_Listed entries_
#####

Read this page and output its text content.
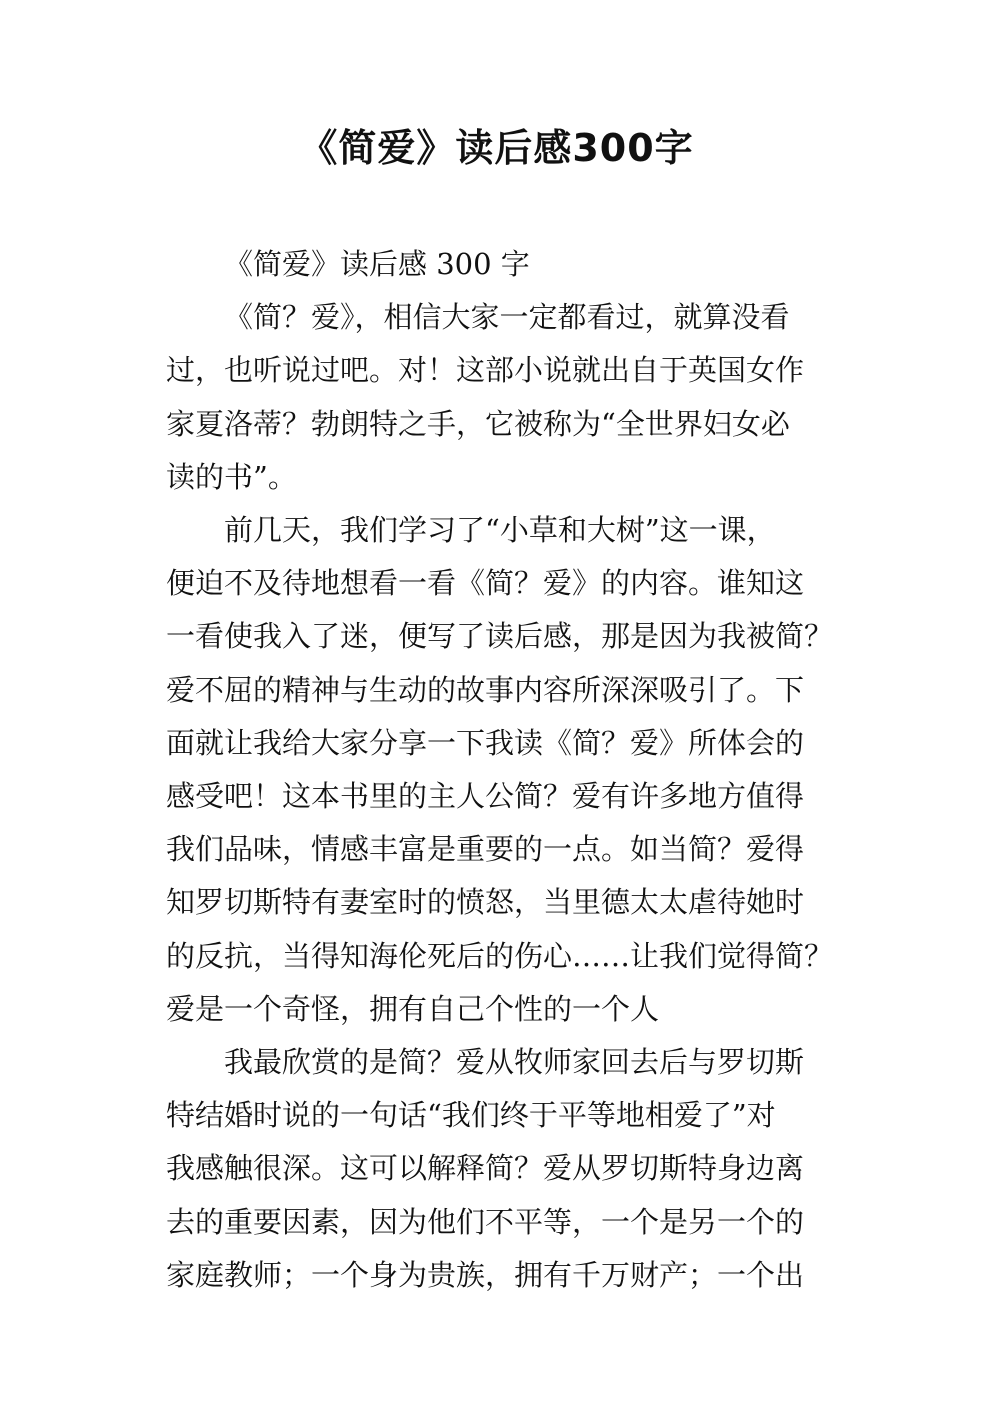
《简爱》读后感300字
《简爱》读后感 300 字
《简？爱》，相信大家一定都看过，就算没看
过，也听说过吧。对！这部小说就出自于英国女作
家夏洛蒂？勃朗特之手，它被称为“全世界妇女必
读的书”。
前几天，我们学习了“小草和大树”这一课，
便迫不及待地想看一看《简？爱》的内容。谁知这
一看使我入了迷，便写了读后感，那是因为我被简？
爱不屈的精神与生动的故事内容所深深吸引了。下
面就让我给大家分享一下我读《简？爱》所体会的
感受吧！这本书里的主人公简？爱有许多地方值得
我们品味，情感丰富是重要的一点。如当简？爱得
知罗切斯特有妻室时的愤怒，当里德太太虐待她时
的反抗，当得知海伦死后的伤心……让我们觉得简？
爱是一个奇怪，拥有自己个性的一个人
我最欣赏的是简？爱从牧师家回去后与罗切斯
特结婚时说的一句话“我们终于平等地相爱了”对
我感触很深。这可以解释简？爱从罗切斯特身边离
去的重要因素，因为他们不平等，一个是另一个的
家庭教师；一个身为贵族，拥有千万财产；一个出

#####

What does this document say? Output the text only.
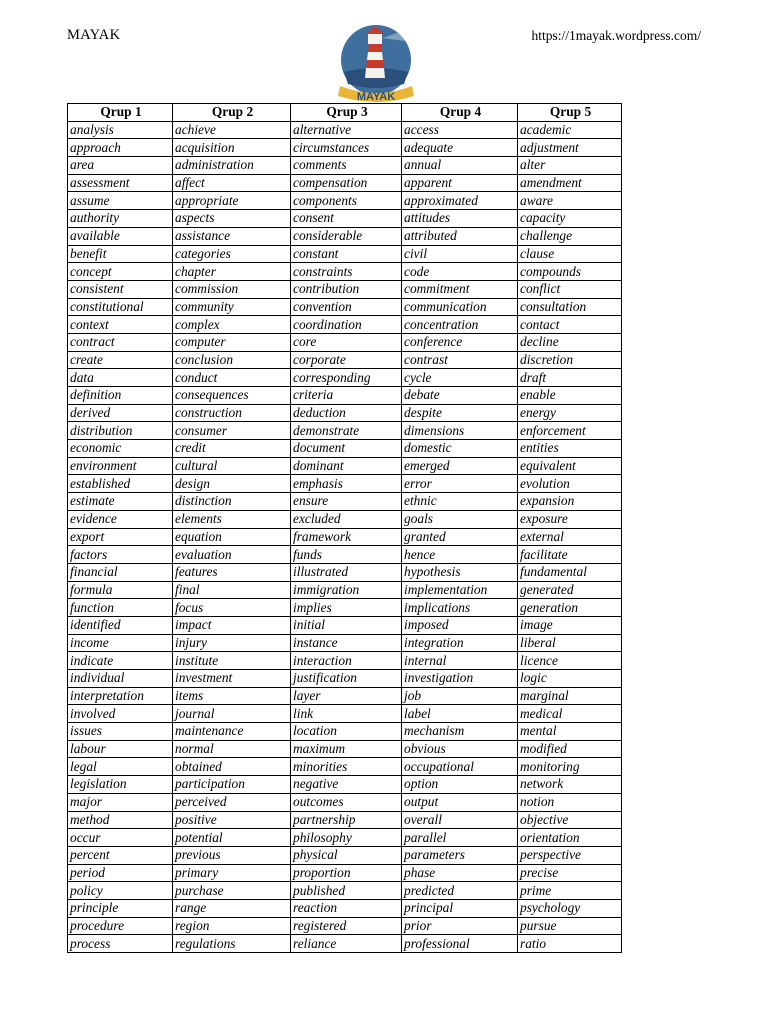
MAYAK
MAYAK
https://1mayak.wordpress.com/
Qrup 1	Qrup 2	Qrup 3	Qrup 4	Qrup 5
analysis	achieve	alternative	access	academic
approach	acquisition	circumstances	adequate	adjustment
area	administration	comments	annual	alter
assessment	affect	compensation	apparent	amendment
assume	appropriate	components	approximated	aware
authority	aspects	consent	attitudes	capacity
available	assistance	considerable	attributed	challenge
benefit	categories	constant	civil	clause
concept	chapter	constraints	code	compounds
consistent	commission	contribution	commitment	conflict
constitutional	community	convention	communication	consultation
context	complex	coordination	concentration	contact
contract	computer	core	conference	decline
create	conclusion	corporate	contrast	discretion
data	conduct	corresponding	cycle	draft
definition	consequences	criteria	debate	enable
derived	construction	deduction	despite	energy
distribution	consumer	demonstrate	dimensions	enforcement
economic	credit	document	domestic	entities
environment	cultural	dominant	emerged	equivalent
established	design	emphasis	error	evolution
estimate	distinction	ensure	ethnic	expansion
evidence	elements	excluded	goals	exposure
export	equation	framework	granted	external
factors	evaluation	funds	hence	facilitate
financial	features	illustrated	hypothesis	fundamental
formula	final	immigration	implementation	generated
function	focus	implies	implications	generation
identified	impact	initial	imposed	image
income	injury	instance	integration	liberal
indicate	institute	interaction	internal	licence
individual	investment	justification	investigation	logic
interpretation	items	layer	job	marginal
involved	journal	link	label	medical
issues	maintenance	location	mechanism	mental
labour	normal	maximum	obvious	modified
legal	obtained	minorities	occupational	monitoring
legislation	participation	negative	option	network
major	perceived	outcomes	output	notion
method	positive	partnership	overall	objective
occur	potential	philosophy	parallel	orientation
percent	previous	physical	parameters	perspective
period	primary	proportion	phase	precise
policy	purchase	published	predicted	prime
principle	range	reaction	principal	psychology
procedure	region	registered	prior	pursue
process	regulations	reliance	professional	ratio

#####

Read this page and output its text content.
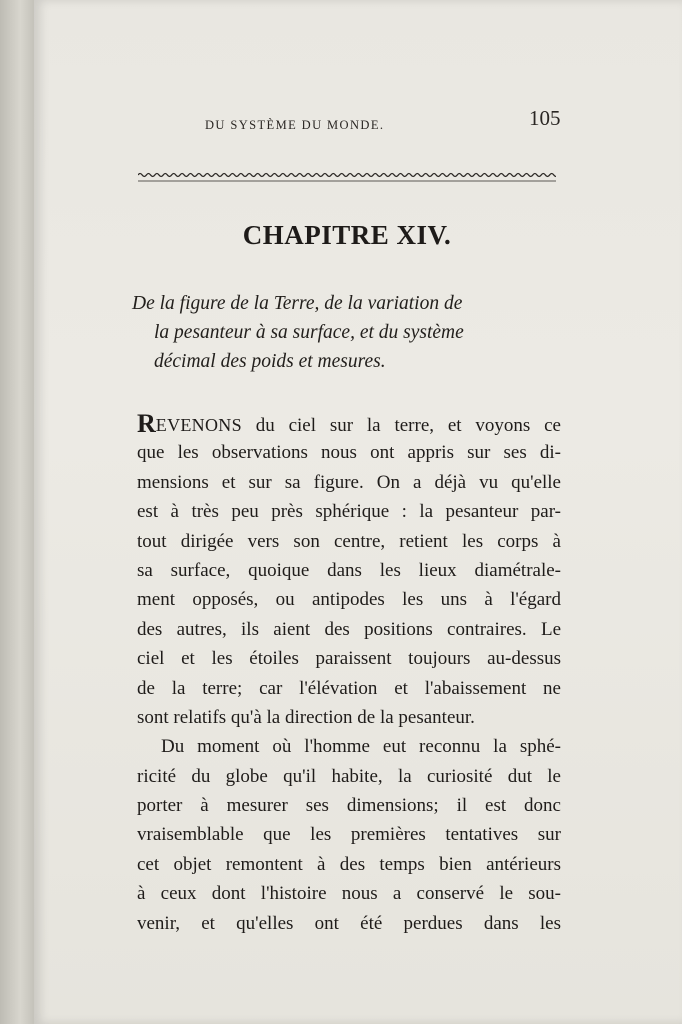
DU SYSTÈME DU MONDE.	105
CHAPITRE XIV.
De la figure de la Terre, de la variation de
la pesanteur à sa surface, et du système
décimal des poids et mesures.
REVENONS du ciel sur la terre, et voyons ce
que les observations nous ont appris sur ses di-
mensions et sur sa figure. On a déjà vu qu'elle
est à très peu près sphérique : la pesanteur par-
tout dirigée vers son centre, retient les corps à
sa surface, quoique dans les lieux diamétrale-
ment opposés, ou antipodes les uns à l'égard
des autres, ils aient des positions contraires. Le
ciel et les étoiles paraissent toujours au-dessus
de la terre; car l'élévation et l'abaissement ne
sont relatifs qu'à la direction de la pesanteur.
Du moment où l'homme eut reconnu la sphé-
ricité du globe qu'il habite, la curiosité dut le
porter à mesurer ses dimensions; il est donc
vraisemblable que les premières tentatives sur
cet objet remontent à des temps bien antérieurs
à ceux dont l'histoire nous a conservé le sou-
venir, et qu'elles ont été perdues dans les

#####

_Task goal_
Find the lines holding "dans" and list every one.

_Correct result_
sa surface, quoique dans les lieux diamétrale-
venir, et qu'elles ont été perdues dans les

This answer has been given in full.